Познакомились с братом и сестрой Парашки, побывав у них дома

Кокцетмень неплохо устроился в лесном массиве, отгородив себя от ветров и пыли с калмыцких степей, опасливо выглядывая из своего укрытия только при встрече с Парашкой. Жизнь его была не такой полноводной. как у сестры, но всё равно, в его доме водились экземпляры, способные заинтересовать нас.

А вот у её сестры, Сухой Даниловки, дела шли не так хорошо. Она выглядела как высохшая старушка, у которой жизнь почти остановилась, и напоминала небольшую Подмосковную речку с чередой застойных плёсов и бывших перекатов. Казалось бы, ну что взять со старушки, но, как и многие люди преклонного возраста, она хранила под периной своих плёсов ещё много богатств, в чём некоторые убедились позднее.

В ветреный день побывали на озере, расположенном у дома лесника и являющимся пристанищем огромного количества раков. Идя туда, мы захватили с собой бредешок и уже там, переодевшись, полезли в воду попробовать половить их, но так увлеклись, что не заметили, как наловили около 400х сот штук. Поедая отшельников, родилась мысль, что на следующий год неплохо было бы устроить их встречу хотя бы с ящиком пива, но это была мечта, неосуществимая в данный момент.

◆ Задания:
1. Можете сократить абзац из отрывка о брате и сестре Парашки, который начинается словами «А вот у её сестры», сохранив его главные факты?
2. Можете продолжить отрывок о брате и сестре Парашки, начав сразу после его последнего предложения?

◆ Предоставленный материал:
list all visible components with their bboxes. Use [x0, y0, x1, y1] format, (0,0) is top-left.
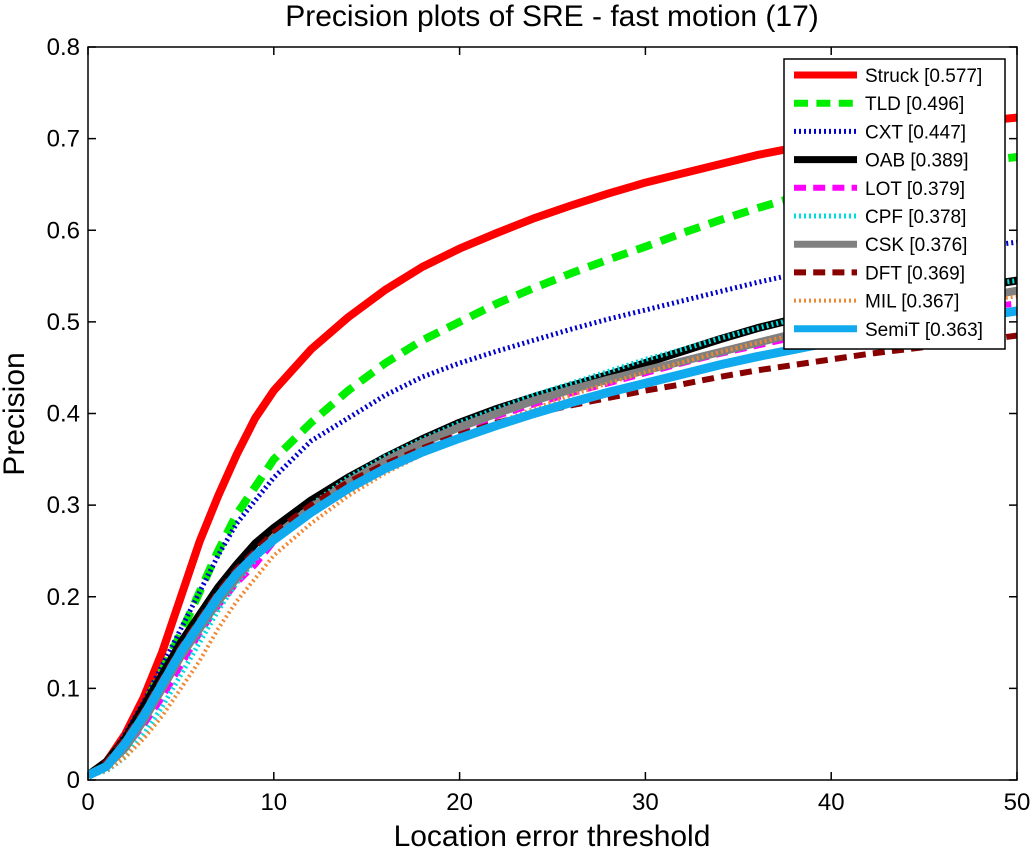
legend-label-7: DFT [0.369]: [865, 263, 965, 284]
legend-label-2: CXT [0.447]: [865, 122, 966, 143]
series-line-1: [88, 153, 1017, 779]
x-tick-label: 30: [632, 789, 659, 816]
x-tick-label: 20: [446, 789, 473, 816]
x-tick-label: 40: [818, 789, 845, 816]
series-line-9: [88, 306, 1017, 780]
y-tick-label: 0.2: [47, 584, 80, 611]
y-tick-label: 0.5: [47, 309, 80, 336]
y-tick-label: 0.7: [47, 126, 80, 153]
legend-label-1: TLD [0.496]: [865, 94, 964, 115]
legend-label-4: LOT [0.379]: [865, 179, 965, 200]
x-tick-label: 10: [260, 789, 287, 816]
y-axis-label: Precision: [0, 352, 31, 475]
y-tick-label: 0.6: [47, 217, 80, 244]
series-line-2: [88, 239, 1017, 778]
legend: Struck [0.577] TLD [0.496] CXT [0.447] OAB …: [783, 58, 1006, 350]
legend-label-9: SemiT [0.363]: [865, 320, 983, 341]
legend-label-3: OAB [0.389]: [865, 151, 969, 172]
y-tick-label: 0: [67, 767, 80, 794]
y-tick-label: 0.3: [47, 492, 80, 519]
x-axis-ticks: 0 10 20 30 40 50: [81, 47, 1030, 816]
y-axis-ticks: 0 0.1 0.2 0.3 0.4 0.5 0.6 0.7 0.8: [47, 34, 1017, 794]
x-tick-label: 0: [81, 789, 94, 816]
y-tick-label: 0.4: [47, 401, 80, 428]
legend-label-0: Struck [0.577]: [865, 66, 982, 87]
x-tick-label: 50: [1004, 789, 1031, 816]
y-tick-label: 0.8: [47, 34, 80, 61]
chart-title: Precision plots of SRE - fast motion (17…: [285, 0, 819, 33]
x-axis-label: Location error threshold: [394, 820, 711, 850]
legend-label-5: CPF [0.378]: [865, 207, 966, 228]
y-tick-label: 0.1: [47, 675, 80, 702]
legend-label-8: MIL [0.367]: [865, 292, 959, 313]
series-line-8: [88, 294, 1017, 778]
legend-label-6: CSK [0.376]: [865, 235, 967, 256]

◆ Ответы к заданиям:
1. У Сухой Даниловки, сестры Парашки, дела шли хуже. Она походила на высохшую старушку с почти остановившейся жизнью и напоминала небольшую подмосковную речку с застойными плёсами и бывшими перекатами. Однако под плёсами она ещё хранила много богатств, в чём некоторые позднее убедились.

2.
За неделю до отъезда приезжал Хохол, и мы ещё раз уточнили, когда и где встречаемся, чтобы он отвёз нас к поезду, который проходил через станцию в 2часа ночи, а в последние два дня мы коптили рыбу, чтобы хватило на дорогу и угостить домочадцев. А с утра последнего дня начали собирать и сушить палатки и спальники, всю рыбу из полога, а также собрали в яму и закопали весь накопившийся мусор, потихоньку переправив вещи на место, которое изменить нельзя.

Когда мы в последний раз отчаливали от острова, комендант вышел проводить нас, как всегда, прихрамывая. Мы опасались оставлять этого беспомощного старика одного, но он заверил нас, что сезон ещё не закончен, и он продаст нашу недвижимость по остаточной стоимости, а выбраться с острова, в случае чего, ему поможет лесник, с которым он уже договорился. Хотелось верить, что он знает о чём говорит, и, тепло попрощавшись до следующего года, мы отчалили от берега.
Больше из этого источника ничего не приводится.